> Exercise prompt
Transcribe every line of the records below, character for character, without altering anything.

> Records to process
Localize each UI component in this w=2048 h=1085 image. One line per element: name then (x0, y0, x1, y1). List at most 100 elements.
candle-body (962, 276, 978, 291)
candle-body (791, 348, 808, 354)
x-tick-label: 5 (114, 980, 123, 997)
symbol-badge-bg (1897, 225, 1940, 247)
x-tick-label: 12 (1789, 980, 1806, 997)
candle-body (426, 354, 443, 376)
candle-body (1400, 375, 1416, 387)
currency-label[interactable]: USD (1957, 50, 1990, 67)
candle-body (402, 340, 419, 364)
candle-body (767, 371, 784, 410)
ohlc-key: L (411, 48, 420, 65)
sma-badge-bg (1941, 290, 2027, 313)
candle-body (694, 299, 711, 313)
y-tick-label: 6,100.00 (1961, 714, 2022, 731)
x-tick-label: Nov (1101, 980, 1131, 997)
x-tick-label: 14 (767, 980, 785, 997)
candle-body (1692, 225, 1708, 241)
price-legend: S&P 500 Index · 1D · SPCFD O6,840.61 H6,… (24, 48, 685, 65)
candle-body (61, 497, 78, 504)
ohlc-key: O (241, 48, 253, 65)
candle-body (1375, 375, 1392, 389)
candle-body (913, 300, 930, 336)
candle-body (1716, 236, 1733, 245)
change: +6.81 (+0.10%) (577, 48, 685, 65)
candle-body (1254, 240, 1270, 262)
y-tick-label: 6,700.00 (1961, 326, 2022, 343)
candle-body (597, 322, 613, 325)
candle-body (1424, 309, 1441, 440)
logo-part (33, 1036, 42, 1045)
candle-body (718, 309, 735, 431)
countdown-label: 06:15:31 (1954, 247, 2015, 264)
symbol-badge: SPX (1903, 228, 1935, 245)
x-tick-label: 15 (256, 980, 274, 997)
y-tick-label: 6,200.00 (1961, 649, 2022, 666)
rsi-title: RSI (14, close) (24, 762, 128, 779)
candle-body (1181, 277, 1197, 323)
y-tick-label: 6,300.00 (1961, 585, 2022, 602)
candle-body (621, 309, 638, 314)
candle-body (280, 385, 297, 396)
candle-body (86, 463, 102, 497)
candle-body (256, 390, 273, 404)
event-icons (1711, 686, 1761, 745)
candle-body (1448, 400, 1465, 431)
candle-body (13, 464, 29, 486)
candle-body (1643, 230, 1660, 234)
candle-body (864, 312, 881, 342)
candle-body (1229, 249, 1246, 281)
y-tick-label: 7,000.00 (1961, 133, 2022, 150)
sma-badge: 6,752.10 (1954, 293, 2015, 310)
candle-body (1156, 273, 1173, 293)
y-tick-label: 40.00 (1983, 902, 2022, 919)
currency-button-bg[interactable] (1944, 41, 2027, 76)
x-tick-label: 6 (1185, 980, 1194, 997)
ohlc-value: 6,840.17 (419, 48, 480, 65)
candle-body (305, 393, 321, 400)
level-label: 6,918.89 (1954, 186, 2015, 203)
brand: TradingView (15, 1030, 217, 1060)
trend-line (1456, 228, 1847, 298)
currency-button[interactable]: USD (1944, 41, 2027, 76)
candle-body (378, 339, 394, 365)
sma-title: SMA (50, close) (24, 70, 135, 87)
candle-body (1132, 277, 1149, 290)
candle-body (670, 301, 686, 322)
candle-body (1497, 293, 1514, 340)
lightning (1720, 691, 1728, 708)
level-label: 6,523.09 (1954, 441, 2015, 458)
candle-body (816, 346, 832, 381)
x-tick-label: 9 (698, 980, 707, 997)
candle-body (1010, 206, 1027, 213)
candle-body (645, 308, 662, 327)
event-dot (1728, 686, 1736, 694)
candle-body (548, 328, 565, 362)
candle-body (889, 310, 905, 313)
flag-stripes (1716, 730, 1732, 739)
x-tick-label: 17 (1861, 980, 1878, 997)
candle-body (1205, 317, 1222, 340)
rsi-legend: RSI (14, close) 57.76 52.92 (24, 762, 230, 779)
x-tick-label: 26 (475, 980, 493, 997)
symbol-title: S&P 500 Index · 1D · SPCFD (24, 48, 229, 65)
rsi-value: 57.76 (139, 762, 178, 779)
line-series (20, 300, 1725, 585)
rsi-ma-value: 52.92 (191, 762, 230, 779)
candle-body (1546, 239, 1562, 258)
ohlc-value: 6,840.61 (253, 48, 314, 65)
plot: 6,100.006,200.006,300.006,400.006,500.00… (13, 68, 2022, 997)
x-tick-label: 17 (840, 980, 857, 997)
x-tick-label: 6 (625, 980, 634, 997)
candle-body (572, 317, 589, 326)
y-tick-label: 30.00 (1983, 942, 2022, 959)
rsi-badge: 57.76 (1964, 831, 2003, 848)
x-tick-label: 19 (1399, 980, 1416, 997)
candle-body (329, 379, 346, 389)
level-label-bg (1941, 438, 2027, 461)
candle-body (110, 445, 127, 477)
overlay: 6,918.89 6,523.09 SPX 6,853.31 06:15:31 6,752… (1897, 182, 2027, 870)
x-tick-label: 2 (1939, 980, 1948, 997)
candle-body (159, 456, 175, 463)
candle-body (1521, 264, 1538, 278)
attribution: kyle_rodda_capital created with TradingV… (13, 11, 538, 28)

> Exercise answer
Localize each UI component in this w=2048 h=1085 image. One line per element: name then (x0, y0, x1, y1). List at most 100 elements.
candle-body (962, 276, 978, 291)
candle-body (791, 348, 808, 354)
x-tick-label: 5 (114, 980, 123, 997)
symbol-badge-bg (1897, 225, 1940, 247)
x-tick-label: 12 (1789, 980, 1806, 997)
candle-body (426, 354, 443, 376)
candle-body (1400, 375, 1416, 387)
currency-label[interactable]: USD (1957, 50, 1990, 67)
candle-body (402, 340, 419, 364)
candle-body (767, 371, 784, 410)
ohlc-key: L (411, 48, 420, 65)
sma-badge-bg (1941, 290, 2027, 313)
candle-body (694, 299, 711, 313)
y-tick-label: 6,100.00 (1961, 714, 2022, 731)
x-tick-label: Nov (1101, 980, 1131, 997)
x-tick-label: 14 (767, 980, 785, 997)
candle-body (1692, 225, 1708, 241)
price-legend: S&P 500 Index · 1D · SPCFD O6,840.61 H6,… (24, 48, 685, 65)
candle-body (61, 497, 78, 504)
ohlc-key: O (241, 48, 253, 65)
candle-body (1375, 375, 1392, 389)
candle-body (913, 300, 930, 336)
candle-body (1716, 236, 1733, 245)
change: +6.81 (+0.10%) (577, 48, 685, 65)
candle-body (1254, 240, 1270, 262)
y-tick-label: 6,700.00 (1961, 326, 2022, 343)
candle-body (597, 322, 613, 325)
candle-body (1424, 309, 1441, 440)
logo-part (33, 1036, 42, 1045)
candle-body (718, 309, 735, 431)
countdown-label: 06:15:31 (1954, 247, 2015, 264)
symbol-badge: SPX (1903, 228, 1935, 245)
x-tick-label: 15 (256, 980, 274, 997)
y-tick-label: 6,200.00 (1961, 649, 2022, 666)
rsi-title: RSI (14, close) (24, 762, 128, 779)
candle-body (1181, 277, 1197, 323)
y-tick-label: 6,300.00 (1961, 585, 2022, 602)
candle-body (621, 309, 638, 314)
candle-body (280, 385, 297, 396)
candle-body (86, 463, 102, 497)
candle-body (256, 390, 273, 404)
event-icons (1711, 686, 1761, 745)
candle-body (1448, 400, 1465, 431)
candle-body (13, 464, 29, 486)
candle-body (1643, 230, 1660, 234)
candle-body (864, 312, 881, 342)
candle-body (1229, 249, 1246, 281)
y-tick-label: 7,000.00 (1961, 133, 2022, 150)
sma-badge: 6,752.10 (1954, 293, 2015, 310)
candle-body (1156, 273, 1173, 293)
y-tick-label: 40.00 (1983, 902, 2022, 919)
currency-button-bg[interactable] (1944, 41, 2027, 76)
x-tick-label: 6 (1185, 980, 1194, 997)
ohlc-value: 6,840.17 (419, 48, 480, 65)
candle-body (305, 393, 321, 400)
level-label: 6,918.89 (1954, 186, 2015, 203)
brand: TradingView (15, 1030, 217, 1060)
trend-line (1456, 228, 1847, 298)
currency-button[interactable]: USD (1944, 41, 2027, 76)
candle-body (378, 339, 394, 365)
sma-title: SMA (50, close) (24, 70, 135, 87)
candle-body (1132, 277, 1149, 290)
candle-body (670, 301, 686, 322)
candle-body (1497, 293, 1514, 340)
lightning (1720, 691, 1728, 708)
level-label: 6,523.09 (1954, 441, 2015, 458)
candle-body (816, 346, 832, 381)
x-tick-label: 9 (698, 980, 707, 997)
candle-body (1010, 206, 1027, 213)
candle-body (645, 308, 662, 327)
event-dot (1728, 686, 1736, 694)
candle-body (548, 328, 565, 362)
candle-body (889, 310, 905, 313)
flag-stripes (1716, 730, 1732, 739)
x-tick-label: 17 (1861, 980, 1878, 997)
candle-body (1205, 317, 1222, 340)
rsi-legend: RSI (14, close) 57.76 52.92 (24, 762, 230, 779)
x-tick-label: 26 (475, 980, 493, 997)
symbol-title: S&P 500 Index · 1D · SPCFD (24, 48, 229, 65)
rsi-value: 57.76 (139, 762, 178, 779)
line-series (20, 300, 1725, 585)
rsi-ma-value: 52.92 (191, 762, 230, 779)
candle-body (1546, 239, 1562, 258)
ohlc-value: 6,840.61 (253, 48, 314, 65)
plot: 6,100.006,200.006,300.006,400.006,500.00… (13, 68, 2022, 997)
x-tick-label: 17 (840, 980, 857, 997)
x-tick-label: 6 (625, 980, 634, 997)
candle-body (572, 317, 589, 326)
y-tick-label: 30.00 (1983, 942, 2022, 959)
rsi-badge: 57.76 (1964, 831, 2003, 848)
x-tick-label: 19 (1399, 980, 1416, 997)
candle-body (329, 379, 346, 389)
level-label-bg (1941, 438, 2027, 461)
candle-body (110, 445, 127, 477)
overlay: 6,918.89 6,523.09 SPX 6,853.31 06:15:31 6,752… (1897, 182, 2027, 870)
x-tick-label: 2 (1939, 980, 1948, 997)
candle-body (159, 456, 175, 463)
candle-body (1521, 264, 1538, 278)
attribution: kyle_rodda_capital created with TradingV… (13, 11, 538, 28)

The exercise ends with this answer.